→ The task:
For the material that follows, list every line containing the word "семья".

(Records excerpted from a collection)
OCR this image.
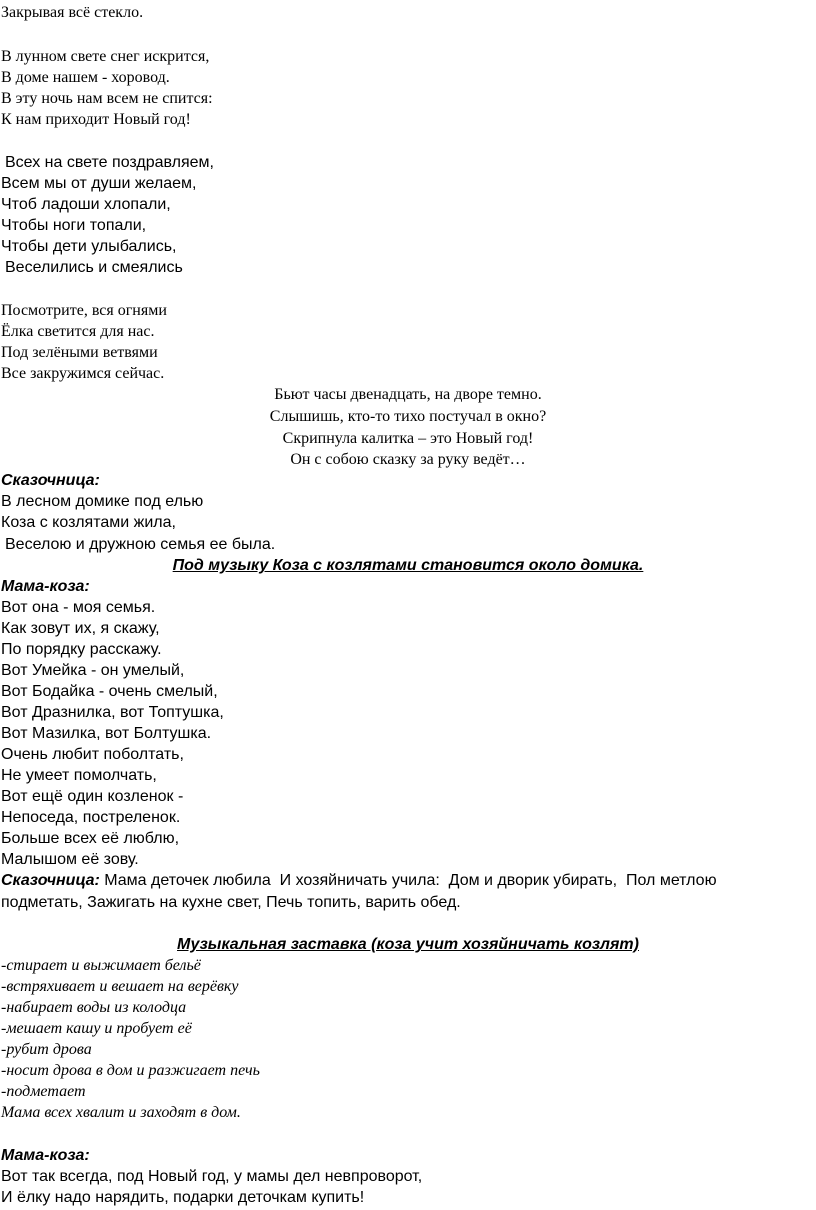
Закрывая всё стекло.
В лунном свете снег искрится,
В доме нашем - хоровод.
В эту ночь нам всем не спится:
К нам приходит Новый год!
Всех на свете поздравляем,
Всем мы от души желаем,
Чтоб ладоши хлопали,
Чтобы ноги топали,
Чтобы дети улыбались,
Веселились и смеялись
Посмотрите, вся огнями
Ёлка светится для нас.
Под зелёными ветвями
Все закружимся сейчас.
Бьют часы двенадцать, на дворе темно.
Слышишь, кто-то тихо постучал в окно?
Скрипнула калитка – это Новый год!
Он с собою сказку за руку ведёт…
Сказочница:
В лесном домике под елью
Коза с козлятами жила,
Веселою и дружною семья ее была.
Под музыку Коза с козлятами становится около домика.
Мама-коза:
Вот она - моя семья.
Как зовут их, я скажу,
По порядку расскажу.
Вот Умейка - он умелый,
Вот Бодайка - очень смелый,
Вот Дразнилка, вот Топтушка,
Вот Мазилка, вот Болтушка.
Очень любит поболтать,
Не умеет помолчать,
Вот ещё один козленок -
Непоседа, постреленок.
Больше всех её люблю,
Малышом её зову.
Сказочница: Мама деточек любила  И хозяйничать учила:  Дом и дворик убирать,  Пол метлою
подметать, Зажигать на кухне свет, Печь топить, варить обед.
Музыкальная заставка (коза учит хозяйничать козлят)
-стирает и выжимает бельё
-встряхивает и вешает на верёвку
-набирает воды из колодца
-мешает кашу и пробует её
-рубит дрова
-носит дрова в дом и разжигает печь
-подметает
Мама всех хвалит и заходят в дом.
Мама-коза:
Вот так всегда, под Новый год, у мамы дел невпроворот,
И ёлку надо нарядить, подарки деточкам купить!
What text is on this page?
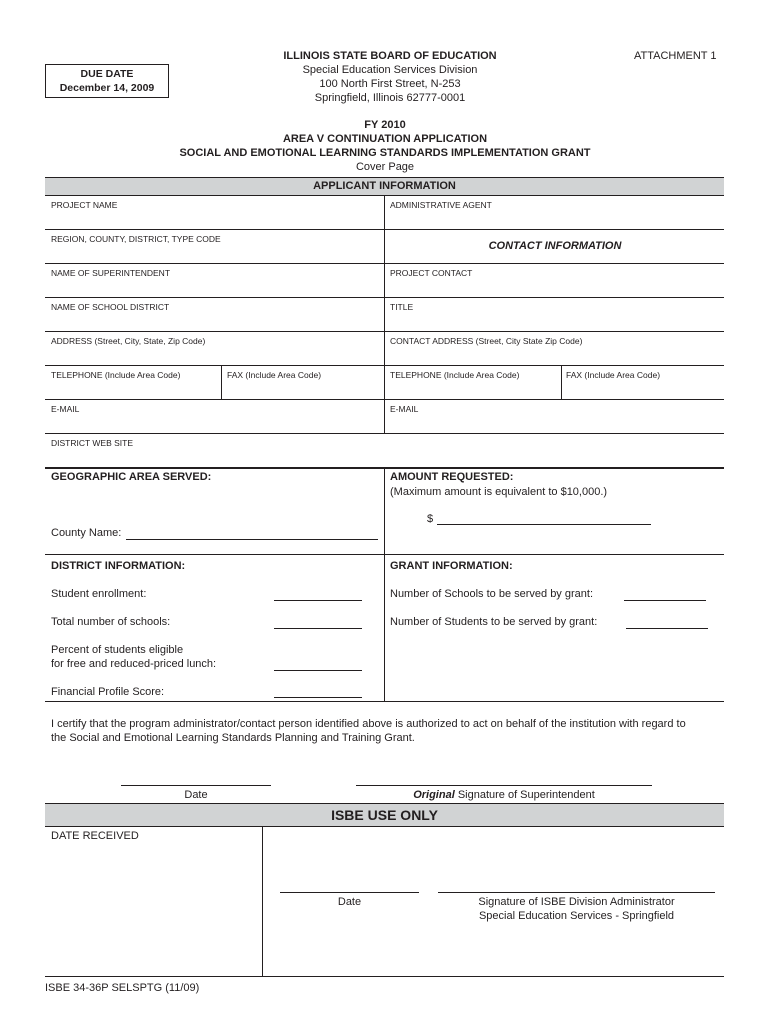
ILLINOIS STATE BOARD OF EDUCATION
Special Education Services Division
100 North First Street, N-253
Springfield, Illinois 62777-0001
ATTACHMENT 1
DUE DATE
December 14, 2009
FY 2010
AREA V CONTINUATION APPLICATION
SOCIAL AND EMOTIONAL LEARNING STANDARDS IMPLEMENTATION GRANT
Cover Page
APPLICANT INFORMATION
PROJECT NAME	ADMINISTRATIVE AGENT
REGION, COUNTY, DISTRICT, TYPE CODE
CONTACT INFORMATION
NAME OF SUPERINTENDENT	PROJECT CONTACT
NAME OF SCHOOL DISTRICT	TITLE
ADDRESS (Street, City, State, Zip Code)	CONTACT ADDRESS (Street, City State Zip Code)
TELEPHONE (Include Area Code)	FAX (Include Area Code)	TELEPHONE (Include Area Code)	FAX (Include Area Code)
E-MAIL	E-MAIL
DISTRICT WEB SITE
GEOGRAPHIC AREA SERVED:
County Name:
AMOUNT REQUESTED:
(Maximum amount is equivalent to $10,000.)
$
DISTRICT INFORMATION:
Student enrollment:
Total number of schools:
Percent of students eligible
for free and reduced-priced lunch:
Financial Profile Score:
GRANT INFORMATION:
Number of Schools to be served by grant:
Number of Students to be served by grant:
I certify that the program administrator/contact person identified above is authorized to act on behalf of the institution with regard to
the Social and Emotional Learning Standards Planning and Training Grant.
Date	Original Signature of Superintendent
ISBE USE ONLY
DATE RECEIVED
Date	Signature of ISBE Division Administrator
Special Education Services - Springfield
ISBE 34-36P SELSPTG (11/09)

→ Result:
Веселою и дружною семья ее была.
Вот она - моя семья.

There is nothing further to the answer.